_Given exercise_
Report the number of lines containing "Convert", with no other words.

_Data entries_
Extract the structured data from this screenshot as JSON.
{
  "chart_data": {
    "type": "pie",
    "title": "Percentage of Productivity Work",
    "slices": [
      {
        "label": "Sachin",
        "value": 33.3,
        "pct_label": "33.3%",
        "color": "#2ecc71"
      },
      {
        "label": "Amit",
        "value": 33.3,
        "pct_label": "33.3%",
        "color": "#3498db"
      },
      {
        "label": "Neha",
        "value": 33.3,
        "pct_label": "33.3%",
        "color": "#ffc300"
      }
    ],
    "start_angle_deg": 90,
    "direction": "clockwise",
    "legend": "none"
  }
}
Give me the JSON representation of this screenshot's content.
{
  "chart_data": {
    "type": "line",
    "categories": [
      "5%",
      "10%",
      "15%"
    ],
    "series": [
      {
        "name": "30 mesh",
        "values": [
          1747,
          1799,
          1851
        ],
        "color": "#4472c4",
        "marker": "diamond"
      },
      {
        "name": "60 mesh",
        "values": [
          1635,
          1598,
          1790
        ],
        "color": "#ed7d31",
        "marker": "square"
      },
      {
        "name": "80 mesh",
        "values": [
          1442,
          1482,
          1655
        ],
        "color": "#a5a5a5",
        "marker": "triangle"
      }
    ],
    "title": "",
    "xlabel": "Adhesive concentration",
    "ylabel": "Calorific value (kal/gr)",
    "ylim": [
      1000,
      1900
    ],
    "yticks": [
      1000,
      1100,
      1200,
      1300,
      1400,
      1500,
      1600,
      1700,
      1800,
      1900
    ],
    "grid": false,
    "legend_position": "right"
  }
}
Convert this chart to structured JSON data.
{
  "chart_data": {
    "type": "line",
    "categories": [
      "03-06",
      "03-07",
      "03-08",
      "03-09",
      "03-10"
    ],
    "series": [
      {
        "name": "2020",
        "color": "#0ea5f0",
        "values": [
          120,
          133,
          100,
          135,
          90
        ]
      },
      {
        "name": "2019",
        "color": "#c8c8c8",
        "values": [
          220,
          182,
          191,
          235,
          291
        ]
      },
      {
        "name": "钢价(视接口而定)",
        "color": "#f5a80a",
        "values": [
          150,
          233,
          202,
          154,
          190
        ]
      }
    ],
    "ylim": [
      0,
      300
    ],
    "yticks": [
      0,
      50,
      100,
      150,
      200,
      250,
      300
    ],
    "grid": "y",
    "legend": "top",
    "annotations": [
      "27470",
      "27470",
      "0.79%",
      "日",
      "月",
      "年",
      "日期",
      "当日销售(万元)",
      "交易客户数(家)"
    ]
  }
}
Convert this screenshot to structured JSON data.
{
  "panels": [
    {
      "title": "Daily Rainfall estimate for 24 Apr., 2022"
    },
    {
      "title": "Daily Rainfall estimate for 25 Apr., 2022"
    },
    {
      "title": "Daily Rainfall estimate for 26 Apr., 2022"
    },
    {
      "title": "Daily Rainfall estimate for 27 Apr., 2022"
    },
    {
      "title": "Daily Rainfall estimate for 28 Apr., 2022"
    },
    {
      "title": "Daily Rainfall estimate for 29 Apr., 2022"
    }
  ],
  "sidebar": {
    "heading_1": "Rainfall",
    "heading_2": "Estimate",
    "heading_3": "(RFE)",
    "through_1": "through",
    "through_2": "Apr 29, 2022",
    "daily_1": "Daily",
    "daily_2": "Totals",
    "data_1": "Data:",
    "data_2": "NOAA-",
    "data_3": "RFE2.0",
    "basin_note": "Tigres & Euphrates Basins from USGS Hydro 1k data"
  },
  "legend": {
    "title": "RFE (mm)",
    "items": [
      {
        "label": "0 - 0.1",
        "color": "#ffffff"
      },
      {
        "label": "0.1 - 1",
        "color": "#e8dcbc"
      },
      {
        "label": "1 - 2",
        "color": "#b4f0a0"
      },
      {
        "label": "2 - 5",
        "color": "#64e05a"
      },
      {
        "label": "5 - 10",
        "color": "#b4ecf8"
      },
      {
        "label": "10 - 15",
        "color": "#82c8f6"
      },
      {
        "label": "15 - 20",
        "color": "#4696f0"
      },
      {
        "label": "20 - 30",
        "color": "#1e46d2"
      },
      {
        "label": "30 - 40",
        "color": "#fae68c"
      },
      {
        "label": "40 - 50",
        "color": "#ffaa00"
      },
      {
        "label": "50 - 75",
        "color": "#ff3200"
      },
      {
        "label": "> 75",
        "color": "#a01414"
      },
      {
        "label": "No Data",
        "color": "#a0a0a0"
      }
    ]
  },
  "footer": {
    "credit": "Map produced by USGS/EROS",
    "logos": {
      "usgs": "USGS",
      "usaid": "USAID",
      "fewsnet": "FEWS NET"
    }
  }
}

_Exercise output_
2